**Instructions for the task:** Make an exact copy of the records, dropping all pictures.

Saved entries
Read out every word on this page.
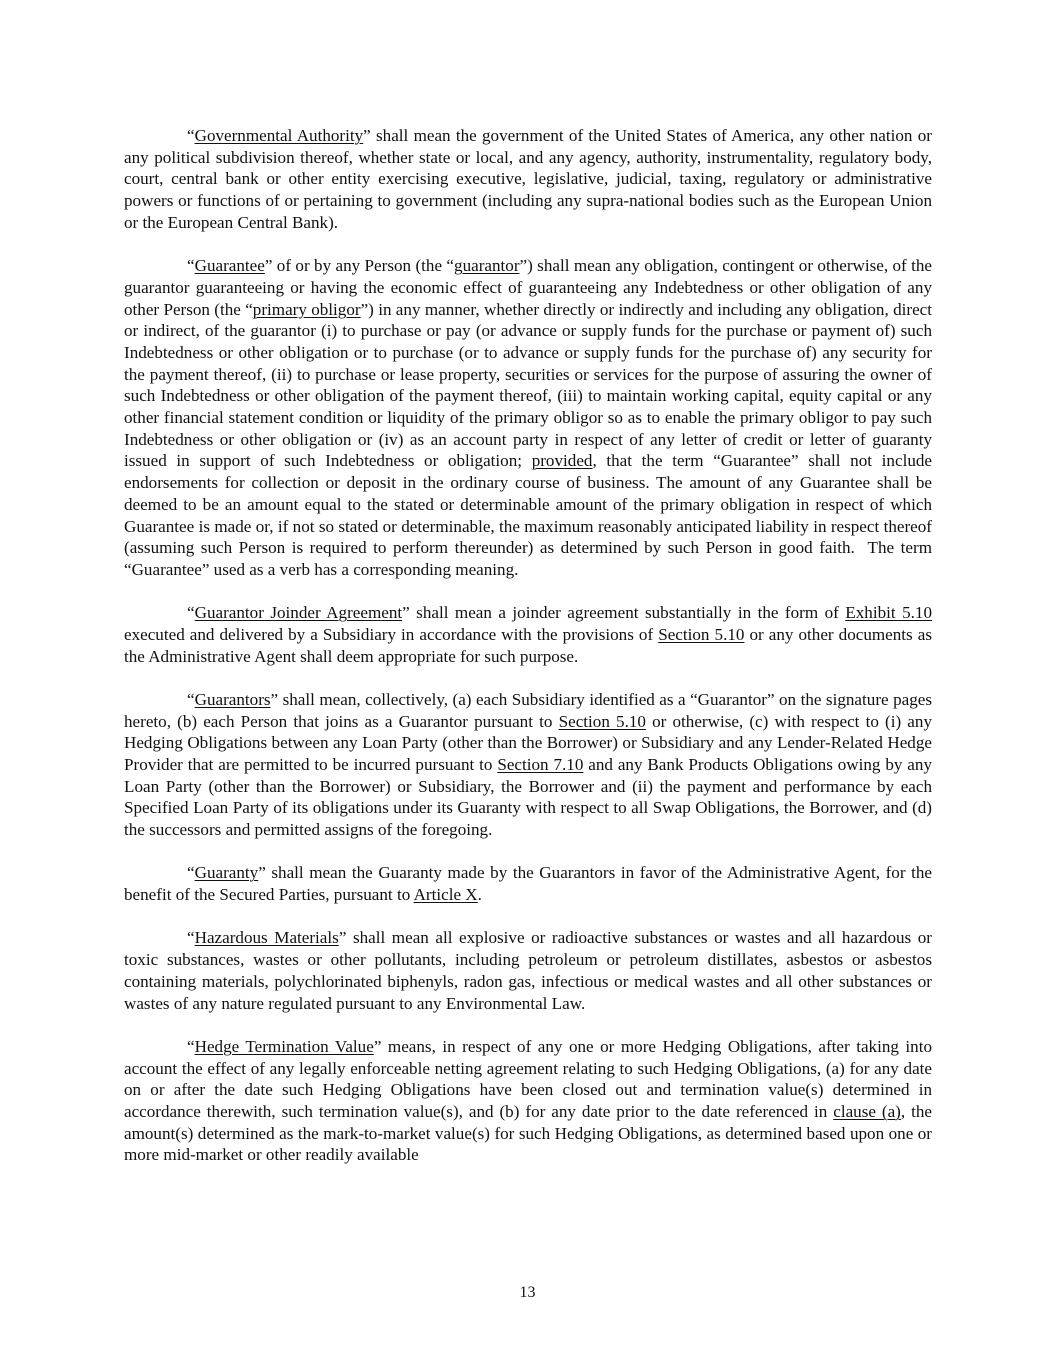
“Governmental Authority” shall mean the government of the United States of America, any other nation or any political subdivision thereof, whether state or local, and any agency, authority, instrumentality, regulatory body, court, central bank or other entity exercising executive, legislative, judicial, taxing, regulatory or administrative powers or functions of or pertaining to government (including any supra-national bodies such as the European Union or the European Central Bank).

“Guarantee” of or by any Person (the “guarantor”) shall mean any obligation, contingent or otherwise, of the guarantor guaranteeing or having the economic effect of guaranteeing any Indebtedness or other obligation of any other Person (the “primary obligor”) in any manner, whether directly or indirectly and including any obligation, direct or indirect, of the guarantor (i) to purchase or pay (or advance or supply funds for the purchase or payment of) such Indebtedness or other obligation or to purchase (or to advance or supply funds for the purchase of) any security for the payment thereof, (ii) to purchase or lease property, securities or services for the purpose of assuring the owner of such Indebtedness or other obligation of the payment thereof, (iii) to maintain working capital, equity capital or any other financial statement condition or liquidity of the primary obligor so as to enable the primary obligor to pay such Indebtedness or other obligation or (iv) as an account party in respect of any letter of credit or letter of guaranty issued in support of such Indebtedness or obligation; provided, that the term “Guarantee” shall not include endorsements for collection or deposit in the ordinary course of business. The amount of any Guarantee shall be deemed to be an amount equal to the stated or determinable amount of the primary obligation in respect of which Guarantee is made or, if not so stated or determinable, the maximum reasonably anticipated liability in respect thereof (assuming such Person is required to perform thereunder) as determined by such Person in good faith.  The term “Guarantee” used as a verb has a corresponding meaning.

“Guarantor Joinder Agreement” shall mean a joinder agreement substantially in the form of Exhibit 5.10 executed and delivered by a Subsidiary in accordance with the provisions of Section 5.10 or any other documents as the Administrative Agent shall deem appropriate for such purpose.

“Guarantors” shall mean, collectively, (a) each Subsidiary identified as a “Guarantor” on the signature pages hereto, (b) each Person that joins as a Guarantor pursuant to Section 5.10 or otherwise, (c) with respect to (i) any Hedging Obligations between any Loan Party (other than the Borrower) or Subsidiary and any Lender-Related Hedge Provider that are permitted to be incurred pursuant to Section 7.10 and any Bank Products Obligations owing by any Loan Party (other than the Borrower) or Subsidiary, the Borrower and (ii) the payment and performance by each Specified Loan Party of its obligations under its Guaranty with respect to all Swap Obligations, the Borrower, and (d) the successors and permitted assigns of the foregoing.

“Guaranty” shall mean the Guaranty made by the Guarantors in favor of the Administrative Agent, for the benefit of the Secured Parties, pursuant to Article X.

“Hazardous Materials” shall mean all explosive or radioactive substances or wastes and all hazardous or toxic substances, wastes or other pollutants, including petroleum or petroleum distillates, asbestos or asbestos containing materials, polychlorinated biphenyls, radon gas, infectious or medical wastes and all other substances or wastes of any nature regulated pursuant to any Environmental Law.

“Hedge Termination Value” means, in respect of any one or more Hedging Obligations, after taking into account the effect of any legally enforceable netting agreement relating to such Hedging Obligations, (a) for any date on or after the date such Hedging Obligations have been closed out and termination value(s) determined in accordance therewith, such termination value(s), and (b) for any date prior to the date referenced in clause (a), the amount(s) determined as the mark-to-market value(s) for such Hedging Obligations, as determined based upon one or more mid-market or other readily available

13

**Solved problem:**
Read out every word on this page.
“Governmental Authority” shall mean the government of the United States of America, any other nation or any political subdivision thereof, whether state or local, and any agency, authority, instrumentality, regulatory body, court, central bank or other entity exercising executive, legislative, judicial, taxing, regulatory or administrative powers or functions of or pertaining to government (including any supra-national bodies such as the European Union or the European Central Bank).

“Guarantee” of or by any Person (the “guarantor”) shall mean any obligation, contingent or otherwise, of the guarantor guaranteeing or having the economic effect of guaranteeing any Indebtedness or other obligation of any other Person (the “primary obligor”) in any manner, whether directly or indirectly and including any obligation, direct or indirect, of the guarantor (i) to purchase or pay (or advance or supply funds for the purchase or payment of) such Indebtedness or other obligation or to purchase (or to advance or supply funds for the purchase of) any security for the payment thereof, (ii) to purchase or lease property, securities or services for the purpose of assuring the owner of such Indebtedness or other obligation of the payment thereof, (iii) to maintain working capital, equity capital or any other financial statement condition or liquidity of the primary obligor so as to enable the primary obligor to pay such Indebtedness or other obligation or (iv) as an account party in respect of any letter of credit or letter of guaranty issued in support of such Indebtedness or obligation; provided, that the term “Guarantee” shall not include endorsements for collection or deposit in the ordinary course of business. The amount of any Guarantee shall be deemed to be an amount equal to the stated or determinable amount of the primary obligation in respect of which Guarantee is made or, if not so stated or determinable, the maximum reasonably anticipated liability in respect thereof (assuming such Person is required to perform thereunder) as determined by such Person in good faith.  The term “Guarantee” used as a verb has a corresponding meaning.

“Guarantor Joinder Agreement” shall mean a joinder agreement substantially in the form of Exhibit 5.10 executed and delivered by a Subsidiary in accordance with the provisions of Section 5.10 or any other documents as the Administrative Agent shall deem appropriate for such purpose.

“Guarantors” shall mean, collectively, (a) each Subsidiary identified as a “Guarantor” on the signature pages hereto, (b) each Person that joins as a Guarantor pursuant to Section 5.10 or otherwise, (c) with respect to (i) any Hedging Obligations between any Loan Party (other than the Borrower) or Subsidiary and any Lender-Related Hedge Provider that are permitted to be incurred pursuant to Section 7.10 and any Bank Products Obligations owing by any Loan Party (other than the Borrower) or Subsidiary, the Borrower and (ii) the payment and performance by each Specified Loan Party of its obligations under its Guaranty with respect to all Swap Obligations, the Borrower, and (d) the successors and permitted assigns of the foregoing.

“Guaranty” shall mean the Guaranty made by the Guarantors in favor of the Administrative Agent, for the benefit of the Secured Parties, pursuant to Article X.

“Hazardous Materials” shall mean all explosive or radioactive substances or wastes and all hazardous or toxic substances, wastes or other pollutants, including petroleum or petroleum distillates, asbestos or asbestos containing materials, polychlorinated biphenyls, radon gas, infectious or medical wastes and all other substances or wastes of any nature regulated pursuant to any Environmental Law.

“Hedge Termination Value” means, in respect of any one or more Hedging Obligations, after taking into account the effect of any legally enforceable netting agreement relating to such Hedging Obligations, (a) for any date on or after the date such Hedging Obligations have been closed out and termination value(s) determined in accordance therewith, such termination value(s), and (b) for any date prior to the date referenced in clause (a), the amount(s) determined as the mark-to-market value(s) for such Hedging Obligations, as determined based upon one or more mid-market or other readily available

13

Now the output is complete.